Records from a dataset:

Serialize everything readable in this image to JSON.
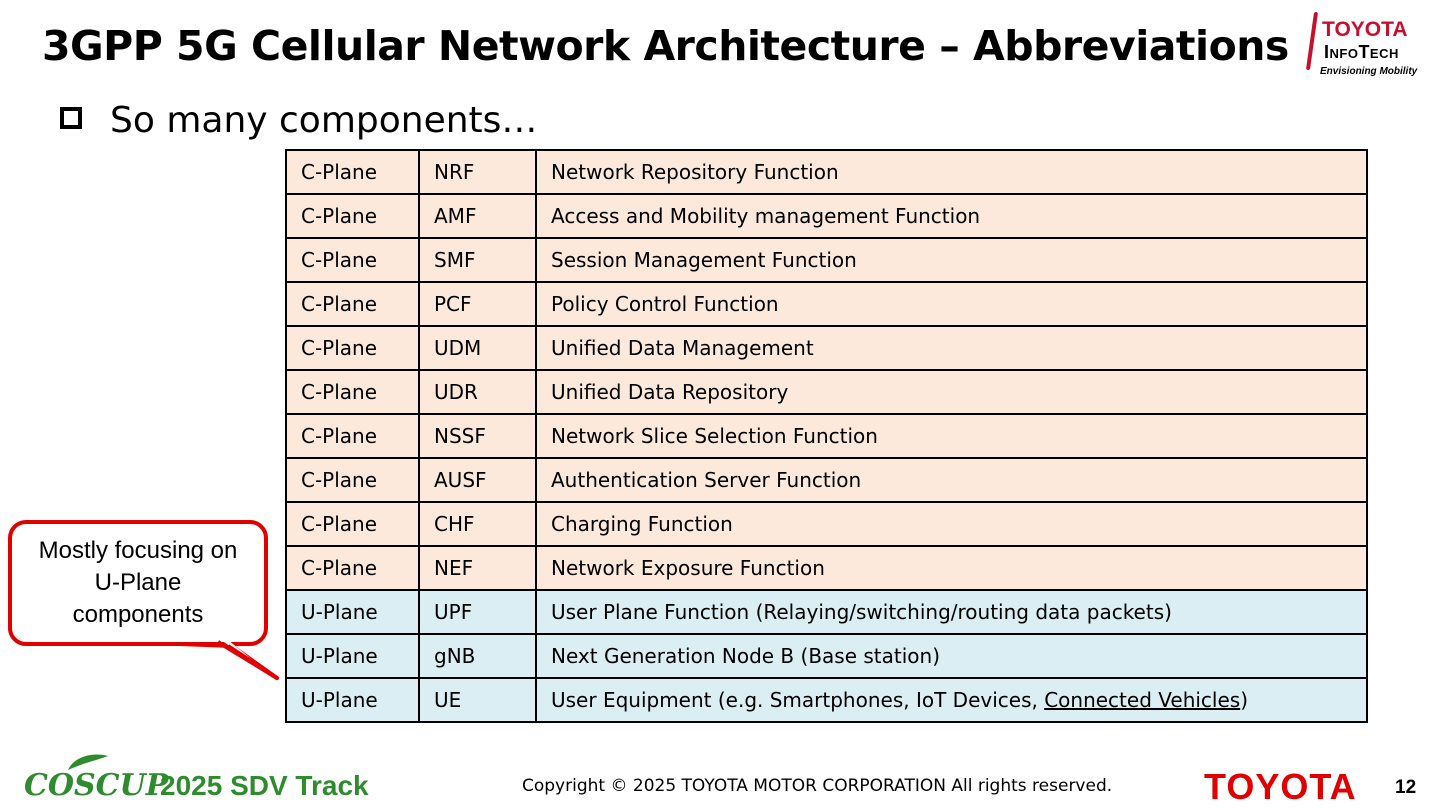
{
  "slide": {
    "title": "3GPP 5G Cellular Network Architecture – Abbreviations",
    "bullet": "So many components…",
    "page_number": "12"
  },
  "logo": {
    "line1": "TOYOTA",
    "line2": "InfoTech",
    "tagline": "Envisioning Mobility"
  },
  "table": {
    "rows": [
      {
        "plane": "C-Plane",
        "abbr": "NRF",
        "desc": "Network Repository Function",
        "kind": "c"
      },
      {
        "plane": "C-Plane",
        "abbr": "AMF",
        "desc": "Access and Mobility management Function",
        "kind": "c"
      },
      {
        "plane": "C-Plane",
        "abbr": "SMF",
        "desc": "Session Management Function",
        "kind": "c"
      },
      {
        "plane": "C-Plane",
        "abbr": "PCF",
        "desc": "Policy Control Function",
        "kind": "c"
      },
      {
        "plane": "C-Plane",
        "abbr": "UDM",
        "desc": "Unified Data Management",
        "kind": "c"
      },
      {
        "plane": "C-Plane",
        "abbr": "UDR",
        "desc": "Unified Data Repository",
        "kind": "c"
      },
      {
        "plane": "C-Plane",
        "abbr": "NSSF",
        "desc": "Network Slice Selection Function",
        "kind": "c"
      },
      {
        "plane": "C-Plane",
        "abbr": "AUSF",
        "desc": "Authentication Server Function",
        "kind": "c"
      },
      {
        "plane": "C-Plane",
        "abbr": "CHF",
        "desc": "Charging Function",
        "kind": "c"
      },
      {
        "plane": "C-Plane",
        "abbr": "NEF",
        "desc": "Network Exposure Function",
        "kind": "c"
      },
      {
        "plane": "U-Plane",
        "abbr": "UPF",
        "desc": "User Plane Function (Relaying/switching/routing data packets)",
        "kind": "u"
      },
      {
        "plane": "U-Plane",
        "abbr": "gNB",
        "desc": "Next Generation Node B (Base station)",
        "kind": "u"
      },
      {
        "plane": "U-Plane",
        "abbr": "UE",
        "desc": "User Equipment (e.g. Smartphones, IoT Devices, ",
        "desc_link": "Connected Vehicles",
        "desc_end": ")",
        "kind": "u"
      }
    ]
  },
  "callout": {
    "line1": "Mostly focusing on",
    "line2": "U-Plane",
    "line3": "components"
  },
  "footer": {
    "coscup": "COSCUP",
    "track": "2025 SDV Track",
    "copyright": "Copyright ©  2025 TOYOTA MOTOR CORPORATION All rights reserved.",
    "brand": "TOYOTA"
  },
  "colors": {
    "c_plane_bg": "#fce9dc",
    "u_plane_bg": "#daeef3",
    "accent_red": "#e00000",
    "coscup_green": "#2e8b2e"
  }
}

Set exercise: The records above are to be reproduced exactly; the pictures are to be left out.

Task response:
Serialize everything readable in this image to JSON.
{
  "slide": {
    "title": "3GPP 5G Cellular Network Architecture – Abbreviations",
    "bullet": "So many components…",
    "page_number": "12"
  },
  "logo": {
    "line1": "TOYOTA",
    "line2": "InfoTech",
    "tagline": "Envisioning Mobility"
  },
  "table": {
    "rows": [
      {
        "plane": "C-Plane",
        "abbr": "NRF",
        "desc": "Network Repository Function",
        "kind": "c"
      },
      {
        "plane": "C-Plane",
        "abbr": "AMF",
        "desc": "Access and Mobility management Function",
        "kind": "c"
      },
      {
        "plane": "C-Plane",
        "abbr": "SMF",
        "desc": "Session Management Function",
        "kind": "c"
      },
      {
        "plane": "C-Plane",
        "abbr": "PCF",
        "desc": "Policy Control Function",
        "kind": "c"
      },
      {
        "plane": "C-Plane",
        "abbr": "UDM",
        "desc": "Unified Data Management",
        "kind": "c"
      },
      {
        "plane": "C-Plane",
        "abbr": "UDR",
        "desc": "Unified Data Repository",
        "kind": "c"
      },
      {
        "plane": "C-Plane",
        "abbr": "NSSF",
        "desc": "Network Slice Selection Function",
        "kind": "c"
      },
      {
        "plane": "C-Plane",
        "abbr": "AUSF",
        "desc": "Authentication Server Function",
        "kind": "c"
      },
      {
        "plane": "C-Plane",
        "abbr": "CHF",
        "desc": "Charging Function",
        "kind": "c"
      },
      {
        "plane": "C-Plane",
        "abbr": "NEF",
        "desc": "Network Exposure Function",
        "kind": "c"
      },
      {
        "plane": "U-Plane",
        "abbr": "UPF",
        "desc": "User Plane Function (Relaying/switching/routing data packets)",
        "kind": "u"
      },
      {
        "plane": "U-Plane",
        "abbr": "gNB",
        "desc": "Next Generation Node B (Base station)",
        "kind": "u"
      },
      {
        "plane": "U-Plane",
        "abbr": "UE",
        "desc": "User Equipment (e.g. Smartphones, IoT Devices, ",
        "desc_link": "Connected Vehicles",
        "desc_end": ")",
        "kind": "u"
      }
    ]
  },
  "callout": {
    "line1": "Mostly focusing on",
    "line2": "U-Plane",
    "line3": "components"
  },
  "footer": {
    "coscup": "COSCUP",
    "track": "2025 SDV Track",
    "copyright": "Copyright ©  2025 TOYOTA MOTOR CORPORATION All rights reserved.",
    "brand": "TOYOTA"
  },
  "colors": {
    "c_plane_bg": "#fce9dc",
    "u_plane_bg": "#daeef3",
    "accent_red": "#e00000",
    "coscup_green": "#2e8b2e"
  }
}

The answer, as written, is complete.